## WHAT THE EXERCISE ASKS
Return, from the lines below, each one that includes the word "starting".

## RECORDS TO USE
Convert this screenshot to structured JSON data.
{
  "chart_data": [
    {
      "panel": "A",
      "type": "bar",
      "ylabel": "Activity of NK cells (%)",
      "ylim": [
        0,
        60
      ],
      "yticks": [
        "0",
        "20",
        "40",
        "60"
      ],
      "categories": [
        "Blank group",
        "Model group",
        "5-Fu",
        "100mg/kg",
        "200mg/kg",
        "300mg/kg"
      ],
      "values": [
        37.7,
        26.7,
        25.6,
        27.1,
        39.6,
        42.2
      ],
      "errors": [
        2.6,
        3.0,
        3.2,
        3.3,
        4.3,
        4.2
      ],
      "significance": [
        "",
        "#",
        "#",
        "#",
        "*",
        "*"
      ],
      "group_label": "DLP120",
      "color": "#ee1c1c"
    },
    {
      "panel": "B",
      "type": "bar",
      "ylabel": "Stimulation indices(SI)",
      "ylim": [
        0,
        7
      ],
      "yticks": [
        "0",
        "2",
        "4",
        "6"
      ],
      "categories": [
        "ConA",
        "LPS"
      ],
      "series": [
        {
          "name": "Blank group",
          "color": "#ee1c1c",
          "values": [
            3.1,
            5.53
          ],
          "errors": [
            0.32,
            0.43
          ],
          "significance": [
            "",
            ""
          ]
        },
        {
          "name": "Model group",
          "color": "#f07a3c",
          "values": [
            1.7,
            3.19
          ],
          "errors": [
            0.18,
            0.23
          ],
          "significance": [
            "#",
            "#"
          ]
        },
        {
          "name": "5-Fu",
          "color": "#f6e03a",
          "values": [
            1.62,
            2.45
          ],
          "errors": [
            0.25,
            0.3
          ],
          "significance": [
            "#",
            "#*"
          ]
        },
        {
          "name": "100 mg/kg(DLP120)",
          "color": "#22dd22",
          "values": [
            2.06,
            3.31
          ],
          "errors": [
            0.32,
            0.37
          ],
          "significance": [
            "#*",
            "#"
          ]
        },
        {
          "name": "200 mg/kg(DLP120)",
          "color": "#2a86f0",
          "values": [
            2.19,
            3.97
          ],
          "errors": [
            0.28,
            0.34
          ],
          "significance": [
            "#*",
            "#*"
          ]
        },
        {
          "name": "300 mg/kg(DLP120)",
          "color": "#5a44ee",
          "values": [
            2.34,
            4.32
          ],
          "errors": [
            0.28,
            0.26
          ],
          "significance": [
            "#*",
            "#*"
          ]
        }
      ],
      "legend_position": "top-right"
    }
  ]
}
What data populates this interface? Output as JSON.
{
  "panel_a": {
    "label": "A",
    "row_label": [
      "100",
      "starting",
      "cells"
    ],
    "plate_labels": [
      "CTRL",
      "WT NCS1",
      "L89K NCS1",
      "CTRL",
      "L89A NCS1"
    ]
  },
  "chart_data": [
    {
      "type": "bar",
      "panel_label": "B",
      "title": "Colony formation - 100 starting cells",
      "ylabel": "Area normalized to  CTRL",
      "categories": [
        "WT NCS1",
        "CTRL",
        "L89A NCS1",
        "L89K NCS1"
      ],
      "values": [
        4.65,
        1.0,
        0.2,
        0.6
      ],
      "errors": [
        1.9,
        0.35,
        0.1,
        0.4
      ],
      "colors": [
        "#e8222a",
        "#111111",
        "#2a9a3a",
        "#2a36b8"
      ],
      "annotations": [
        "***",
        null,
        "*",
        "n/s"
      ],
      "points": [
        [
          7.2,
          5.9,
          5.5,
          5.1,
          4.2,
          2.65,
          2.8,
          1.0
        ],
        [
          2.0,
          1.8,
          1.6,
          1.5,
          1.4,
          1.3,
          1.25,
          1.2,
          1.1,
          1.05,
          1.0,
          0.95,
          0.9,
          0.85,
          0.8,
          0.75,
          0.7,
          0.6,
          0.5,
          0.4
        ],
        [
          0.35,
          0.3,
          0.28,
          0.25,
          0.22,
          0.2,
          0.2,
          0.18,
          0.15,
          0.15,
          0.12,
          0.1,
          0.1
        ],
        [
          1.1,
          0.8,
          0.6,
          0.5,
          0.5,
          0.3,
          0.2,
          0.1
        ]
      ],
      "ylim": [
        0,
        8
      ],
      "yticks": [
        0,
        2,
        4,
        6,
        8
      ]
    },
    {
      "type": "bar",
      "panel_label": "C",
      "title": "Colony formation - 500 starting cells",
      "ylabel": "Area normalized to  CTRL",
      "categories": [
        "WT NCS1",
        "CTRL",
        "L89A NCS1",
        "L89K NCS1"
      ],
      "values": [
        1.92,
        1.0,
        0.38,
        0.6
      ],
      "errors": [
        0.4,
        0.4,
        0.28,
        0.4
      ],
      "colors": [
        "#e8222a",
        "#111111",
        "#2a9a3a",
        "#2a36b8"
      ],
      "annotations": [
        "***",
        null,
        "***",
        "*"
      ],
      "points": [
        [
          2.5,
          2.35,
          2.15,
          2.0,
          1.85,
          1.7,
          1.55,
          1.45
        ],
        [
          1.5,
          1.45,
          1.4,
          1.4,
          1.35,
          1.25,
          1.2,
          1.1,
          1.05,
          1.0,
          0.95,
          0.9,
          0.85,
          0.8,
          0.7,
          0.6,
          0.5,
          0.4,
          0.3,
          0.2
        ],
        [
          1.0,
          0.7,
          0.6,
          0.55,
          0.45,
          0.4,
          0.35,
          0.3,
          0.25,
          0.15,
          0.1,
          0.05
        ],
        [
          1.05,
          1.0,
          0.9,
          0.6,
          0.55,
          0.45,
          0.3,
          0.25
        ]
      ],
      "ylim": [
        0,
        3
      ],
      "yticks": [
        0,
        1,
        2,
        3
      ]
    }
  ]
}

## ANSWER SPACE
      "starting",
      "title": "Colony formation - 100 starting cells",
      "title": "Colony formation - 500 starting cells",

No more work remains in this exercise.